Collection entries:
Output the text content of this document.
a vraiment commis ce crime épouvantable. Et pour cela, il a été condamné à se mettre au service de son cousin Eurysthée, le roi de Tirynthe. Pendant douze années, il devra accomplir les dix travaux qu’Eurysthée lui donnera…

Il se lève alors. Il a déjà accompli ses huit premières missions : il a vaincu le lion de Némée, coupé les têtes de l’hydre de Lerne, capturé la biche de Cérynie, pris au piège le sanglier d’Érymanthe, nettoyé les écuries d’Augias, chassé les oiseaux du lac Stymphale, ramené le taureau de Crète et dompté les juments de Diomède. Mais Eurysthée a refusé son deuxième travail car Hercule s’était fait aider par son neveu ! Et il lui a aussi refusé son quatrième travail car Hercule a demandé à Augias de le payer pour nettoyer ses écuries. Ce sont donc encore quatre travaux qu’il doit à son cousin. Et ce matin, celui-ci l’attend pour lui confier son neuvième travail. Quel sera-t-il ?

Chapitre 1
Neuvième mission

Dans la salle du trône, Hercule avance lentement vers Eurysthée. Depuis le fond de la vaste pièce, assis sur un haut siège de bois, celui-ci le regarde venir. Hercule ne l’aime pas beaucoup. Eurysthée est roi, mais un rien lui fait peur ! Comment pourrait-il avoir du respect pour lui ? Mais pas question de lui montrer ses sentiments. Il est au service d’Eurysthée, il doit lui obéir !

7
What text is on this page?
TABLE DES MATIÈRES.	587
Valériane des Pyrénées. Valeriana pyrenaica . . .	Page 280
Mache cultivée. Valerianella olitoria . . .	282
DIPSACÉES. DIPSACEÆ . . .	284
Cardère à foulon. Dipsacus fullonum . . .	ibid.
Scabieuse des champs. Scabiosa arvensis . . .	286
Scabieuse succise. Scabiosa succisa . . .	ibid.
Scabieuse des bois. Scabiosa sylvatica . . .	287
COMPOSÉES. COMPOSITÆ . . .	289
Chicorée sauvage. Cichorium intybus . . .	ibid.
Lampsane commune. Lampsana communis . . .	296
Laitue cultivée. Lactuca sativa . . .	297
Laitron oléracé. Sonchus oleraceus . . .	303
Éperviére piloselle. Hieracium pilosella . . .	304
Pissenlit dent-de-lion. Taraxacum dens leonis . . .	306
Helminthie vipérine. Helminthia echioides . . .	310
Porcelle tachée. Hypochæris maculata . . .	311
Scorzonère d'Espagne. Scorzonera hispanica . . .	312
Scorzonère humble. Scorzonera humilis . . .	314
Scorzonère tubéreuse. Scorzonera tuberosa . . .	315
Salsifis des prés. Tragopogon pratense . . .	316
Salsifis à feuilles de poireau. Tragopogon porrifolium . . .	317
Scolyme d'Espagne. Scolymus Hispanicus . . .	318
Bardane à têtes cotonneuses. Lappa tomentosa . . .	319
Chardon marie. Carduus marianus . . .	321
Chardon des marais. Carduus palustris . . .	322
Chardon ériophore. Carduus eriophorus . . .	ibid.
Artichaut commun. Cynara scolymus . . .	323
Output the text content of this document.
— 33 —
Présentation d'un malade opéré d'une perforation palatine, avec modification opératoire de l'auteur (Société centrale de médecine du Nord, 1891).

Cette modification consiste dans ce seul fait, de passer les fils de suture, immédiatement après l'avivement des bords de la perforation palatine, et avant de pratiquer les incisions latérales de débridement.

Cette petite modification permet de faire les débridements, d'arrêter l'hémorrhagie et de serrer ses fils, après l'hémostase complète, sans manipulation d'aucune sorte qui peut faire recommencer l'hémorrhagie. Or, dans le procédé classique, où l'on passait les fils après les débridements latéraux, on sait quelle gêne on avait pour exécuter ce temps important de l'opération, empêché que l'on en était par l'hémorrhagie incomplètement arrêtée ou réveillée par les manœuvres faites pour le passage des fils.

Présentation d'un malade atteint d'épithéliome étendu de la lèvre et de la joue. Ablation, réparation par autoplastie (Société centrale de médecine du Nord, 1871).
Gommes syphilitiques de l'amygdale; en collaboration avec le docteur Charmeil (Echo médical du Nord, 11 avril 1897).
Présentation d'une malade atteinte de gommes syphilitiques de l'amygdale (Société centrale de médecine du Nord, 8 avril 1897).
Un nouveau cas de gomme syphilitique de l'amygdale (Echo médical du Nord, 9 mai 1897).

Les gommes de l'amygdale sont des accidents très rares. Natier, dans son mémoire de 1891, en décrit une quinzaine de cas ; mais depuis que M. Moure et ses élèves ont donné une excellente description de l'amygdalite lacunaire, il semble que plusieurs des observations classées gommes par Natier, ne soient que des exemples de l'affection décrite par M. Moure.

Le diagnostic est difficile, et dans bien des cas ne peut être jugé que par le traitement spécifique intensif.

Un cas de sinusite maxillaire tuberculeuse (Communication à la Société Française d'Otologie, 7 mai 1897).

-- To be done --
Go through the listing above and list every line that has the word "avril".

-- Solved problem --
Gommes syphilitiques de l'amygdale; en collaboration avec le docteur Charmeil (Echo médical du Nord, 11 avril 1897).
Présentation d'une malade atteinte de gommes syphilitiques de l'amygdale (Société centrale de médecine du Nord, 8 avril 1897).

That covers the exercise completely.